- [Do this]
Restate each line word for word. Leave out every picture.
· · · · · · ·
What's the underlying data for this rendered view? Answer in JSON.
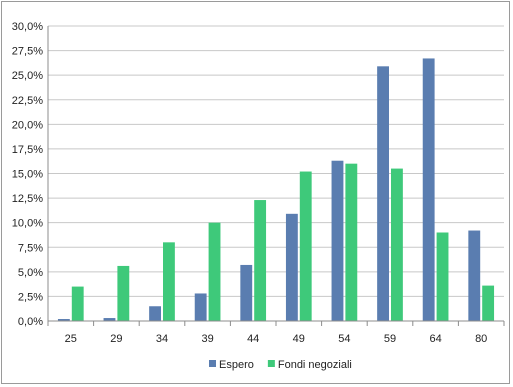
{
  "chart_data": {
    "type": "bar",
    "categories": [
      "25",
      "29",
      "34",
      "39",
      "44",
      "49",
      "54",
      "59",
      "64",
      "80"
    ],
    "series": [
      {
        "name": "Espero",
        "color": "#5a7db0",
        "values": [
          0.2,
          0.3,
          1.5,
          2.8,
          5.7,
          10.9,
          16.3,
          25.9,
          26.7,
          9.2
        ]
      },
      {
        "name": "Fondi negoziali",
        "color": "#3ec97a",
        "values": [
          3.5,
          5.6,
          8.0,
          10.0,
          12.3,
          15.2,
          16.0,
          15.5,
          9.0,
          3.6
        ]
      }
    ],
    "y_tick_labels": [
      "0,0%",
      "2,5%",
      "5,0%",
      "7,5%",
      "10,0%",
      "12,5%",
      "15,0%",
      "17,5%",
      "20,0%",
      "22,5%",
      "25,0%",
      "27,5%",
      "30,0%"
    ],
    "ylim": [
      0,
      30
    ],
    "y_step": 2.5,
    "grid": "horizontal",
    "legend_position": "bottom",
    "title": "",
    "xlabel": "",
    "ylabel": ""
  }
}
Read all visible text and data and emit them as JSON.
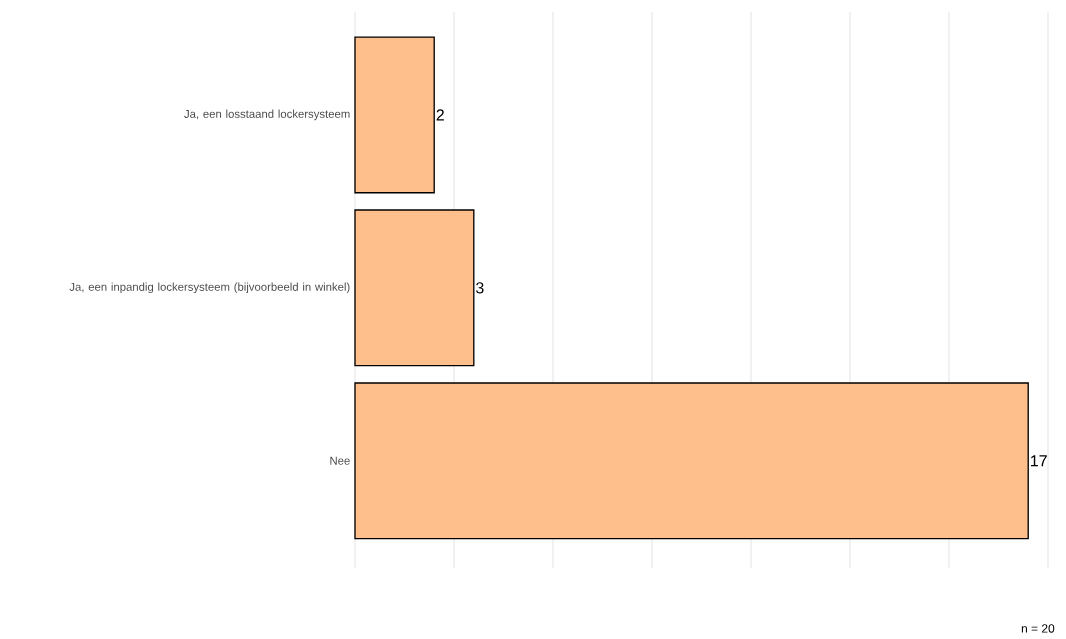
{
  "chart_data": {
    "type": "bar",
    "orientation": "horizontal",
    "categories": [
      "Ja, een losstaand lockersysteem",
      "Ja, een inpandig lockersysteem (bijvoorbeeld in winkel)",
      "Nee"
    ],
    "values": [
      2,
      3,
      17
    ],
    "color": "#ffbf8c",
    "xlim": [
      0,
      17.5
    ],
    "xticks": [
      {
        "value": 0,
        "label": null
      },
      {
        "value": 2.5,
        "label": null
      },
      {
        "value": 5,
        "label": null
      },
      {
        "value": 7.5,
        "label": null
      },
      {
        "value": 10,
        "label": null
      },
      {
        "value": 12.5,
        "label": null
      },
      {
        "value": 15,
        "label": null
      },
      {
        "value": 17.5,
        "label": null
      }
    ],
    "grid": "x",
    "tick_labels": "y",
    "data_labels": true,
    "annotations": [
      "n = 20"
    ]
  }
}
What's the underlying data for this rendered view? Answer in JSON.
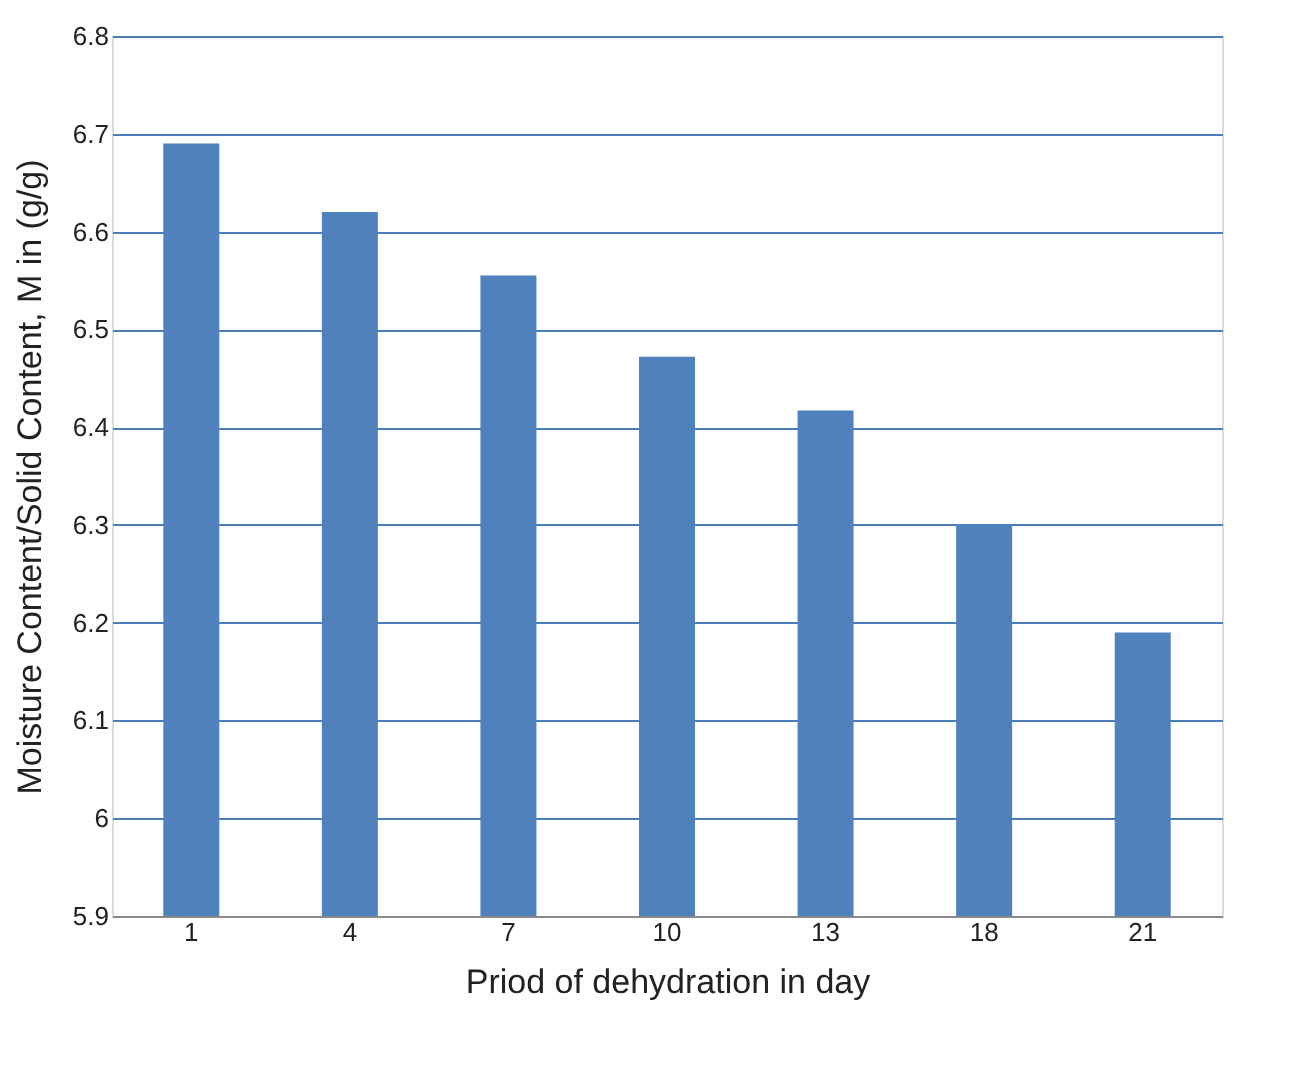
{
  "chart_data": {
    "type": "bar",
    "xlabel": "Priod of dehydration in day",
    "ylabel": "Moisture Content/Solid Content, M in (g/g)",
    "categories": [
      "1",
      "4",
      "7",
      "10",
      "13",
      "18",
      "21"
    ],
    "values": [
      6.69,
      6.62,
      6.555,
      6.472,
      6.417,
      6.3,
      6.19
    ],
    "color": "#4f81bd",
    "ylim": [
      5.9,
      6.8
    ],
    "yticks": [
      5.9,
      6,
      6.1,
      6.2,
      6.3,
      6.4,
      6.5,
      6.6,
      6.7,
      6.8
    ],
    "grid": "y"
  }
}
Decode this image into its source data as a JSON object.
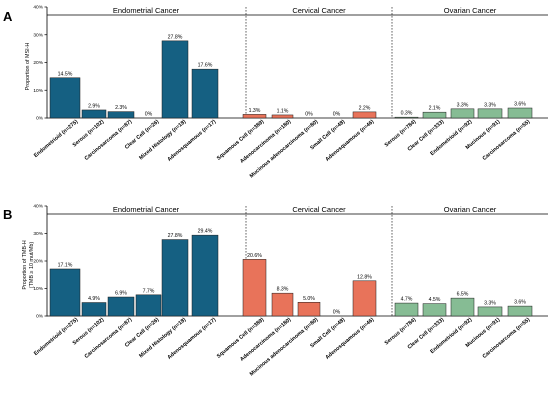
{
  "colors": {
    "Endometrial Cancer": "#156082",
    "Cervical Cancer": "#E8735A",
    "Ovarian Cancer": "#86BC94"
  },
  "chart_data": [
    {
      "panel": "A",
      "type": "bar",
      "ylabel": "Proportion of MSI-H",
      "ylim": [
        0,
        40
      ],
      "yticks": [
        "0%",
        "10%",
        "20%",
        "30%",
        "40%"
      ],
      "groups": [
        "Endometrial Cancer",
        "Cervical Cancer",
        "Ovarian Cancer"
      ],
      "categories": [
        "Endometrioid (n=275)",
        "Serous (n=102)",
        "Carcinosarcoma (n=87)",
        "Clear Cell (n=26)",
        "Mixed Histology (n=18)",
        "Adenosquamous (n=17)",
        "Squamous Cell (n=389)",
        "Adenocarcinoma (n=180)",
        "Mucinous adenocarcinoma (n=80)",
        "Small Cell (n=48)",
        "Adenosquamous (n=46)",
        "Serous (n=784)",
        "Clear Cell (n=333)",
        "Endometrioid (n=92)",
        "Mucinous (n=91)",
        "Carcinosarcoma (n=55)"
      ],
      "category_groups": [
        0,
        0,
        0,
        0,
        0,
        0,
        1,
        1,
        1,
        1,
        1,
        2,
        2,
        2,
        2,
        2
      ],
      "values": [
        14.5,
        2.9,
        2.3,
        0,
        27.8,
        17.6,
        1.3,
        1.1,
        0,
        0,
        2.2,
        0.3,
        2.1,
        3.3,
        3.3,
        3.6
      ],
      "labels": [
        "14.5%",
        "2.9%",
        "2.3%",
        "0%",
        "27.8%",
        "17.6%",
        "1.3%",
        "1.1%",
        "0%",
        "0%",
        "2.2%",
        "0.3%",
        "2.1%",
        "3.3%",
        "3.3%",
        "3.6%"
      ]
    },
    {
      "panel": "B",
      "type": "bar",
      "ylabel": "Proportion of TMB-H",
      "ylabel2": "(TMB ≥ 10 mut/Mb)",
      "ylim": [
        0,
        40
      ],
      "yticks": [
        "0%",
        "10%",
        "20%",
        "30%",
        "40%"
      ],
      "groups": [
        "Endometrial Cancer",
        "Cervical Cancer",
        "Ovarian Cancer"
      ],
      "categories": [
        "Endometrioid (n=275)",
        "Serous (n=102)",
        "Carcinosarcoma (n=87)",
        "Clear Cell (n=26)",
        "Mixed Histology (n=18)",
        "Adenosquamous (n=17)",
        "Squamous Cell (n=389)",
        "Adenocarcinoma (n=180)",
        "Mucinous adenocarcinoma (n=80)",
        "Small Cell (n=48)",
        "Adenosquamous (n=46)",
        "Serous (n=784)",
        "Clear Cell (n=333)",
        "Endometrioid (n=92)",
        "Mucinous (n=91)",
        "Carcinosarcoma (n=55)"
      ],
      "category_groups": [
        0,
        0,
        0,
        0,
        0,
        0,
        1,
        1,
        1,
        1,
        1,
        2,
        2,
        2,
        2,
        2
      ],
      "values": [
        17.1,
        4.9,
        6.9,
        7.7,
        27.8,
        29.4,
        20.6,
        8.3,
        5.0,
        0,
        12.8,
        4.7,
        4.5,
        6.5,
        3.3,
        3.6
      ],
      "labels": [
        "17.1%",
        "4.9%",
        "6.9%",
        "7.7%",
        "27.8%",
        "29.4%",
        "20.6%",
        "8.3%",
        "5.0%",
        "0%",
        "12.8%",
        "4.7%",
        "4.5%",
        "6.5%",
        "3.3%",
        "3.6%"
      ]
    }
  ]
}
· · · · · · ·
- [Answer below]
What's the underlying data for this rendered view? Answer in JSON.
{
  "chart_data": {
    "type": "bar",
    "categories": [
      "25",
      "29",
      "34",
      "39",
      "44",
      "49",
      "54",
      "59",
      "64",
      "80"
    ],
    "series": [
      {
        "name": "Espero",
        "color": "#5a7db0",
        "values": [
          0.2,
          0.3,
          1.5,
          2.8,
          5.7,
          10.9,
          16.3,
          25.9,
          26.7,
          9.2
        ]
      },
      {
        "name": "Fondi negoziali",
        "color": "#3ec97a",
        "values": [
          3.5,
          5.6,
          8.0,
          10.0,
          12.3,
          15.2,
          16.0,
          15.5,
          9.0,
          3.6
        ]
      }
    ],
    "y_tick_labels": [
      "0,0%",
      "2,5%",
      "5,0%",
      "7,5%",
      "10,0%",
      "12,5%",
      "15,0%",
      "17,5%",
      "20,0%",
      "22,5%",
      "25,0%",
      "27,5%",
      "30,0%"
    ],
    "ylim": [
      0,
      30
    ],
    "y_step": 2.5,
    "grid": "horizontal",
    "legend_position": "bottom",
    "title": "",
    "xlabel": "",
    "ylabel": ""
  }
}
Read all visible text and data and emit them as JSON.
{
  "chart_data": {
    "type": "bar",
    "orientation": "horizontal",
    "categories": [
      "Ja, een losstaand lockersysteem",
      "Ja, een inpandig lockersysteem (bijvoorbeeld in winkel)",
      "Nee"
    ],
    "values": [
      2,
      3,
      17
    ],
    "color": "#ffbf8c",
    "xlim": [
      0,
      17.5
    ],
    "xticks": [
      {
        "value": 0,
        "label": null
      },
      {
        "value": 2.5,
        "label": null
      },
      {
        "value": 5,
        "label": null
      },
      {
        "value": 7.5,
        "label": null
      },
      {
        "value": 10,
        "label": null
      },
      {
        "value": 12.5,
        "label": null
      },
      {
        "value": 15,
        "label": null
      },
      {
        "value": 17.5,
        "label": null
      }
    ],
    "grid": "x",
    "tick_labels": "y",
    "data_labels": true,
    "annotations": [
      "n = 20"
    ]
  }
}
What's the underlying data for this rendered view? Answer in JSON.
{
  "chart_data": {
    "type": "bar",
    "xlabel": "Priod of dehydration in day",
    "ylabel": "Moisture Content/Solid Content, M in (g/g)",
    "categories": [
      "1",
      "4",
      "7",
      "10",
      "13",
      "18",
      "21"
    ],
    "values": [
      6.69,
      6.62,
      6.555,
      6.472,
      6.417,
      6.3,
      6.19
    ],
    "color": "#4f81bd",
    "ylim": [
      5.9,
      6.8
    ],
    "yticks": [
      5.9,
      6,
      6.1,
      6.2,
      6.3,
      6.4,
      6.5,
      6.6,
      6.7,
      6.8
    ],
    "grid": "y"
  }
}
Decode this image into its source data as a JSON object.
{
  "colors": {
    "Endometrial Cancer": "#156082",
    "Cervical Cancer": "#E8735A",
    "Ovarian Cancer": "#86BC94"
  },
  "chart_data": [
    {
      "panel": "A",
      "type": "bar",
      "ylabel": "Proportion of MSI-H",
      "ylim": [
        0,
        40
      ],
      "yticks": [
        "0%",
        "10%",
        "20%",
        "30%",
        "40%"
      ],
      "groups": [
        "Endometrial Cancer",
        "Cervical Cancer",
        "Ovarian Cancer"
      ],
      "categories": [
        "Endometrioid (n=275)",
        "Serous (n=102)",
        "Carcinosarcoma (n=87)",
        "Clear Cell (n=26)",
        "Mixed Histology (n=18)",
        "Adenosquamous (n=17)",
        "Squamous Cell (n=389)",
        "Adenocarcinoma (n=180)",
        "Mucinous adenocarcinoma (n=80)",
        "Small Cell (n=48)",
        "Adenosquamous (n=46)",
        "Serous (n=784)",
        "Clear Cell (n=333)",
        "Endometrioid (n=92)",
        "Mucinous (n=91)",
        "Carcinosarcoma (n=55)"
      ],
      "category_groups": [
        0,
        0,
        0,
        0,
        0,
        0,
        1,
        1,
        1,
        1,
        1,
        2,
        2,
        2,
        2,
        2
      ],
      "values": [
        14.5,
        2.9,
        2.3,
        0,
        27.8,
        17.6,
        1.3,
        1.1,
        0,
        0,
        2.2,
        0.3,
        2.1,
        3.3,
        3.3,
        3.6
      ],
      "labels": [
        "14.5%",
        "2.9%",
        "2.3%",
        "0%",
        "27.8%",
        "17.6%",
        "1.3%",
        "1.1%",
        "0%",
        "0%",
        "2.2%",
        "0.3%",
        "2.1%",
        "3.3%",
        "3.3%",
        "3.6%"
      ]
    },
    {
      "panel": "B",
      "type": "bar",
      "ylabel": "Proportion of TMB-H",
      "ylabel2": "(TMB ≥ 10 mut/Mb)",
      "ylim": [
        0,
        40
      ],
      "yticks": [
        "0%",
        "10%",
        "20%",
        "30%",
        "40%"
      ],
      "groups": [
        "Endometrial Cancer",
        "Cervical Cancer",
        "Ovarian Cancer"
      ],
      "categories": [
        "Endometrioid (n=275)",
        "Serous (n=102)",
        "Carcinosarcoma (n=87)",
        "Clear Cell (n=26)",
        "Mixed Histology (n=18)",
        "Adenosquamous (n=17)",
        "Squamous Cell (n=389)",
        "Adenocarcinoma (n=180)",
        "Mucinous adenocarcinoma (n=80)",
        "Small Cell (n=48)",
        "Adenosquamous (n=46)",
        "Serous (n=784)",
        "Clear Cell (n=333)",
        "Endometrioid (n=92)",
        "Mucinous (n=91)",
        "Carcinosarcoma (n=55)"
      ],
      "category_groups": [
        0,
        0,
        0,
        0,
        0,
        0,
        1,
        1,
        1,
        1,
        1,
        2,
        2,
        2,
        2,
        2
      ],
      "values": [
        17.1,
        4.9,
        6.9,
        7.7,
        27.8,
        29.4,
        20.6,
        8.3,
        5.0,
        0,
        12.8,
        4.7,
        4.5,
        6.5,
        3.3,
        3.6
      ],
      "labels": [
        "17.1%",
        "4.9%",
        "6.9%",
        "7.7%",
        "27.8%",
        "29.4%",
        "20.6%",
        "8.3%",
        "5.0%",
        "0%",
        "12.8%",
        "4.7%",
        "4.5%",
        "6.5%",
        "3.3%",
        "3.6%"
      ]
    }
  ]
}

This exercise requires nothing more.